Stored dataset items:
[Begin]

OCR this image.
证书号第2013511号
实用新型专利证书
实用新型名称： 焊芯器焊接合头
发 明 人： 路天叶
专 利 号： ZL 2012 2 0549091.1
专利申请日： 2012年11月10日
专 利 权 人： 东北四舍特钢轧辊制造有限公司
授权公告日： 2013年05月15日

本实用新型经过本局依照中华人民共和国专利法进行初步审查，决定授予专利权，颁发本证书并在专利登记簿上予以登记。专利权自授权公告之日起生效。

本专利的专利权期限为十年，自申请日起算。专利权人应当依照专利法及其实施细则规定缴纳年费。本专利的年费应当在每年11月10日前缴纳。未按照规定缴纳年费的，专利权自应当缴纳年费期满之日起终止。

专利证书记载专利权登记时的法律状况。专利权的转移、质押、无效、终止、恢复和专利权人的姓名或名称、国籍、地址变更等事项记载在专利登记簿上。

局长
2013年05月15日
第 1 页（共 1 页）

[End]

EXERCISE:
Extract all of the data exactly as written.

RESULT OF THIS TASK:
OCR this image.
证书号第2013511号
实用新型专利证书
实用新型名称： 焊芯器焊接合头
发 明 人： 路天叶
专 利 号： ZL 2012 2 0549091.1
专利申请日： 2012年11月10日
专 利 权 人： 东北四舍特钢轧辊制造有限公司
授权公告日： 2013年05月15日

本实用新型经过本局依照中华人民共和国专利法进行初步审查，决定授予专利权，颁发本证书并在专利登记簿上予以登记。专利权自授权公告之日起生效。

本专利的专利权期限为十年，自申请日起算。专利权人应当依照专利法及其实施细则规定缴纳年费。本专利的年费应当在每年11月10日前缴纳。未按照规定缴纳年费的，专利权自应当缴纳年费期满之日起终止。

专利证书记载专利权登记时的法律状况。专利权的转移、质押、无效、终止、恢复和专利权人的姓名或名称、国籍、地址变更等事项记载在专利登记簿上。

局长
2013年05月15日
第 1 页（共 1 页）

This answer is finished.